_EXERCISE_: Count every line in the following entries where the word "JSON" appears. Give the count alone.

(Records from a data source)
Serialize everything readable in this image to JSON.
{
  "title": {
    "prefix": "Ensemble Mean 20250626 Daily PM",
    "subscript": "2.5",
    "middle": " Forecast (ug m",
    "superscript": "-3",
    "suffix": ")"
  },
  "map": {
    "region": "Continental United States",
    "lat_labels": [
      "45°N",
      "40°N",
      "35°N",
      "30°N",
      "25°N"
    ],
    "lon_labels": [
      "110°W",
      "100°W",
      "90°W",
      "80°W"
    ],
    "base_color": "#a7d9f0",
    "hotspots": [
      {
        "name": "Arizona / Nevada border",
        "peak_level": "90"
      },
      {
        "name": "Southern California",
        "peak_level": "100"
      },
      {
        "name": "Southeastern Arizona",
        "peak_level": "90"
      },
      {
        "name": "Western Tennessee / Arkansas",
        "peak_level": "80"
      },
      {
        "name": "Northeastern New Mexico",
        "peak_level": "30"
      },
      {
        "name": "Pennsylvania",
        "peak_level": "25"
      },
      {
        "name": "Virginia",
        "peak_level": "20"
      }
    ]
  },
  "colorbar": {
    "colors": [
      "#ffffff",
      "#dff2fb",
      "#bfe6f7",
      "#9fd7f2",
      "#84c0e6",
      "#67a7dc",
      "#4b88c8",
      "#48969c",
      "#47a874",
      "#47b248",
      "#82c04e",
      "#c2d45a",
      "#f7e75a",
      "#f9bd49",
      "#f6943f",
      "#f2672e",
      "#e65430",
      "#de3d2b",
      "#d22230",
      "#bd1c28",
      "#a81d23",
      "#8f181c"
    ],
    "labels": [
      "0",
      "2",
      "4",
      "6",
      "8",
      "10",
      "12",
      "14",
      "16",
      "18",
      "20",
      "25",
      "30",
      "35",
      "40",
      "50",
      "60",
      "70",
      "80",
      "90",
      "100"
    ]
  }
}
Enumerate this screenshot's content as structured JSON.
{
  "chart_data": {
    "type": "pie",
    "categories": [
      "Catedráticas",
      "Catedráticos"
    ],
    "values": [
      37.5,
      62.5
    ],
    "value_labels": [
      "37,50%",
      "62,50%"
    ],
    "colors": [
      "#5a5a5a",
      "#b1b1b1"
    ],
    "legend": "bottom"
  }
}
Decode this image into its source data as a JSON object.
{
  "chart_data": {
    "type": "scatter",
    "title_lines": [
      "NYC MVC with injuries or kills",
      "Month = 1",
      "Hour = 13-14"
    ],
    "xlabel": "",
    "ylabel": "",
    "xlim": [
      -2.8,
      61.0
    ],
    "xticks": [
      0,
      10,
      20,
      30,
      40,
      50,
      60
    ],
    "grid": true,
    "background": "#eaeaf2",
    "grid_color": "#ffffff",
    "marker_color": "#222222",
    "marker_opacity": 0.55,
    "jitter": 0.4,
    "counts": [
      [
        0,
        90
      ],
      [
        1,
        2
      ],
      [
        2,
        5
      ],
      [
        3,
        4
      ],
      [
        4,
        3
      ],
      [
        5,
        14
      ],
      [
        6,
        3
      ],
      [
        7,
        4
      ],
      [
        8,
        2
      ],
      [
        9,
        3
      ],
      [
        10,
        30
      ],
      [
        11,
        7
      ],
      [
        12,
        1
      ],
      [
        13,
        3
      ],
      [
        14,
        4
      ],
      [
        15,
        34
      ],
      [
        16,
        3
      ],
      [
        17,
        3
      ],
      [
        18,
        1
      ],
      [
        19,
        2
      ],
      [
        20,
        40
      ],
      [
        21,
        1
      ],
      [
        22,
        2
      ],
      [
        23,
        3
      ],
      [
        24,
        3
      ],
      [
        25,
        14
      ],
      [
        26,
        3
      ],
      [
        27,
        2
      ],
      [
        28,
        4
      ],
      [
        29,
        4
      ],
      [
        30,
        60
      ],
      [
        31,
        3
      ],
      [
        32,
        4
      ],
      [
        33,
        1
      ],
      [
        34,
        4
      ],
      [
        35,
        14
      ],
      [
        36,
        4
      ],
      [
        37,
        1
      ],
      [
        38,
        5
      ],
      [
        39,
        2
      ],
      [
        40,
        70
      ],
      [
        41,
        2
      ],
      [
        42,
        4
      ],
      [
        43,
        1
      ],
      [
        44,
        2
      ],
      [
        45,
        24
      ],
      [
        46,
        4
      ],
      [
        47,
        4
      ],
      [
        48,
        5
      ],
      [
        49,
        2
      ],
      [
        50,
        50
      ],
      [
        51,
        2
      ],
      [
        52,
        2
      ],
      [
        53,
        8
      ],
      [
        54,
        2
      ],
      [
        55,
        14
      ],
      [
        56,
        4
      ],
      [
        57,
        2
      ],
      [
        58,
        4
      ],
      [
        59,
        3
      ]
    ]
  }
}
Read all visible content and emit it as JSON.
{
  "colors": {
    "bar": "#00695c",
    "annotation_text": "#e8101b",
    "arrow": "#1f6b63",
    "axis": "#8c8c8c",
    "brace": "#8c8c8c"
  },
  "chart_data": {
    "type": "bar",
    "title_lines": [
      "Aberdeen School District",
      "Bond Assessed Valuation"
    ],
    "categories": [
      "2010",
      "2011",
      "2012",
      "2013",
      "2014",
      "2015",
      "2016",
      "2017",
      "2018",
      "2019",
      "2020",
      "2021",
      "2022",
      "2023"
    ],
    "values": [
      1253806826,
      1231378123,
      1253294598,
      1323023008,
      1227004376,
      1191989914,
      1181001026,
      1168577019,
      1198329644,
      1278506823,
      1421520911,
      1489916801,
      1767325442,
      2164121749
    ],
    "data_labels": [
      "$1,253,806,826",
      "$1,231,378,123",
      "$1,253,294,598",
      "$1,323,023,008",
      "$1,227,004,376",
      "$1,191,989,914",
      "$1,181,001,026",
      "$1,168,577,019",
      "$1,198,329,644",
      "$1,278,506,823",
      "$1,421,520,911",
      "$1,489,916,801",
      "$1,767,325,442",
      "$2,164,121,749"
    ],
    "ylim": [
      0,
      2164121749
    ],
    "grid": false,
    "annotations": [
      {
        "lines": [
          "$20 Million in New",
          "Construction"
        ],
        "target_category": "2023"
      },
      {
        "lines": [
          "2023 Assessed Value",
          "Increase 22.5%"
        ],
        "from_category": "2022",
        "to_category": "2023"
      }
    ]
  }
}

_COMPLETE RESPONSE_: 4